Type out the complete listing below word for word, without its pictures.

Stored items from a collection
»»
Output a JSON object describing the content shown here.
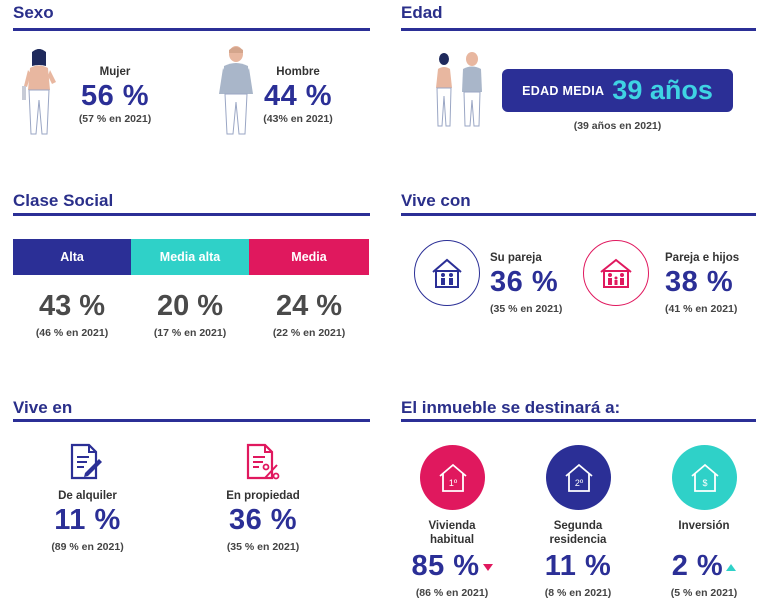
{
  "sexo": {
    "title": "Sexo",
    "mujer": {
      "label": "Mujer",
      "value": "56 %",
      "prev": "(57 % en 2021)"
    },
    "hombre": {
      "label": "Hombre",
      "value": "44 %",
      "prev": "(43% en 2021)"
    }
  },
  "edad": {
    "title": "Edad",
    "label": "EDAD MEDIA",
    "value": "39 años",
    "prev": "(39 años en 2021)"
  },
  "clase_social": {
    "title": "Clase Social",
    "items": [
      {
        "label": "Alta",
        "value": "43 %",
        "prev": "(46 % en 2021)",
        "color": "#2b2f96"
      },
      {
        "label": "Media alta",
        "value": "20 %",
        "prev": "(17 % en 2021)",
        "color": "#2fd1c8"
      },
      {
        "label": "Media",
        "value": "24 %",
        "prev": "(22 % en 2021)",
        "color": "#e0185e"
      }
    ]
  },
  "vive_con": {
    "title": "Vive con",
    "items": [
      {
        "label": "Su pareja",
        "value": "36 %",
        "prev": "(35 % en 2021)",
        "icon": "house-couple-icon",
        "color": "#2b2f96"
      },
      {
        "label": "Pareja e hijos",
        "value": "38 %",
        "prev": "(41 % en 2021)",
        "icon": "house-family-icon",
        "color": "#e0185e"
      }
    ]
  },
  "vive_en": {
    "title": "Vive en",
    "items": [
      {
        "label": "De alquiler",
        "value": "11 %",
        "prev": "(89 % en 2021)",
        "icon": "document-edit-icon",
        "color": "#2b2f96"
      },
      {
        "label": "En propiedad",
        "value": "36 %",
        "prev": "(35 % en 2021)",
        "icon": "document-percent-icon",
        "color": "#e0185e"
      }
    ]
  },
  "destino": {
    "title": "El inmueble se destinará a:",
    "items": [
      {
        "label_line1": "Vivienda",
        "label_line2": "habitual",
        "value": "85 %",
        "prev": "(86 % en 2021)",
        "house_text": "1º",
        "color": "#e0185e",
        "trend": "down"
      },
      {
        "label_line1": "Segunda",
        "label_line2": "residencia",
        "value": "11 %",
        "prev": "(8 % en 2021)",
        "house_text": "2º",
        "color": "#2b2f96",
        "trend": "none"
      },
      {
        "label_line1": "Inversión",
        "label_line2": "",
        "value": "2 %",
        "prev": "(5 % en 2021)",
        "house_text": "$",
        "color": "#2fd1c8",
        "trend": "up"
      }
    ]
  }
}
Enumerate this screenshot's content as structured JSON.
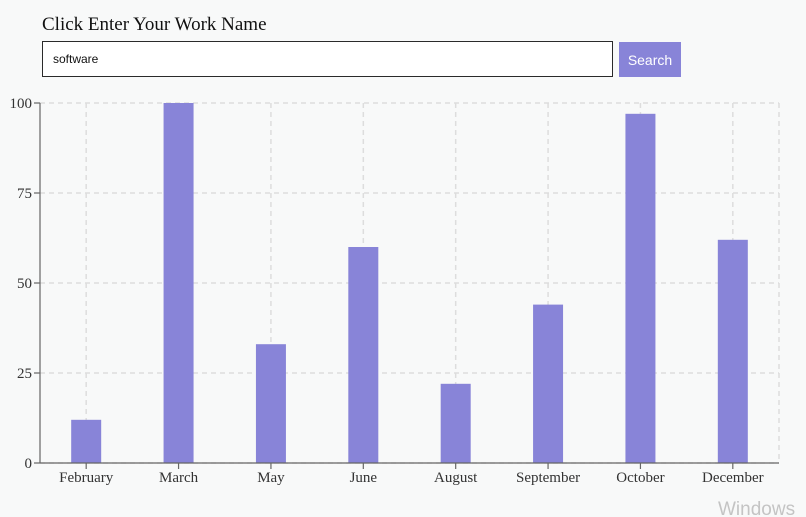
««
• Final answer:
Output a JSON object describing the content shown here.
{
  "sexo": {
    "title": "Sexo",
    "mujer": {
      "label": "Mujer",
      "value": "56 %",
      "prev": "(57 % en 2021)"
    },
    "hombre": {
      "label": "Hombre",
      "value": "44 %",
      "prev": "(43% en 2021)"
    }
  },
  "edad": {
    "title": "Edad",
    "label": "EDAD MEDIA",
    "value": "39 años",
    "prev": "(39 años en 2021)"
  },
  "clase_social": {
    "title": "Clase Social",
    "items": [
      {
        "label": "Alta",
        "value": "43 %",
        "prev": "(46 % en 2021)",
        "color": "#2b2f96"
      },
      {
        "label": "Media alta",
        "value": "20 %",
        "prev": "(17 % en 2021)",
        "color": "#2fd1c8"
      },
      {
        "label": "Media",
        "value": "24 %",
        "prev": "(22 % en 2021)",
        "color": "#e0185e"
      }
    ]
  },
  "vive_con": {
    "title": "Vive con",
    "items": [
      {
        "label": "Su pareja",
        "value": "36 %",
        "prev": "(35 % en 2021)",
        "icon": "house-couple-icon",
        "color": "#2b2f96"
      },
      {
        "label": "Pareja e hijos",
        "value": "38 %",
        "prev": "(41 % en 2021)",
        "icon": "house-family-icon",
        "color": "#e0185e"
      }
    ]
  },
  "vive_en": {
    "title": "Vive en",
    "items": [
      {
        "label": "De alquiler",
        "value": "11 %",
        "prev": "(89 % en 2021)",
        "icon": "document-edit-icon",
        "color": "#2b2f96"
      },
      {
        "label": "En propiedad",
        "value": "36 %",
        "prev": "(35 % en 2021)",
        "icon": "document-percent-icon",
        "color": "#e0185e"
      }
    ]
  },
  "destino": {
    "title": "El inmueble se destinará a:",
    "items": [
      {
        "label_line1": "Vivienda",
        "label_line2": "habitual",
        "value": "85 %",
        "prev": "(86 % en 2021)",
        "house_text": "1º",
        "color": "#e0185e",
        "trend": "down"
      },
      {
        "label_line1": "Segunda",
        "label_line2": "residencia",
        "value": "11 %",
        "prev": "(8 % en 2021)",
        "house_text": "2º",
        "color": "#2b2f96",
        "trend": "none"
      },
      {
        "label_line1": "Inversión",
        "label_line2": "",
        "value": "2 %",
        "prev": "(5 % en 2021)",
        "house_text": "$",
        "color": "#2fd1c8",
        "trend": "up"
      }
    ]
  }
}
Enumerate this screenshot's content as structured JSON.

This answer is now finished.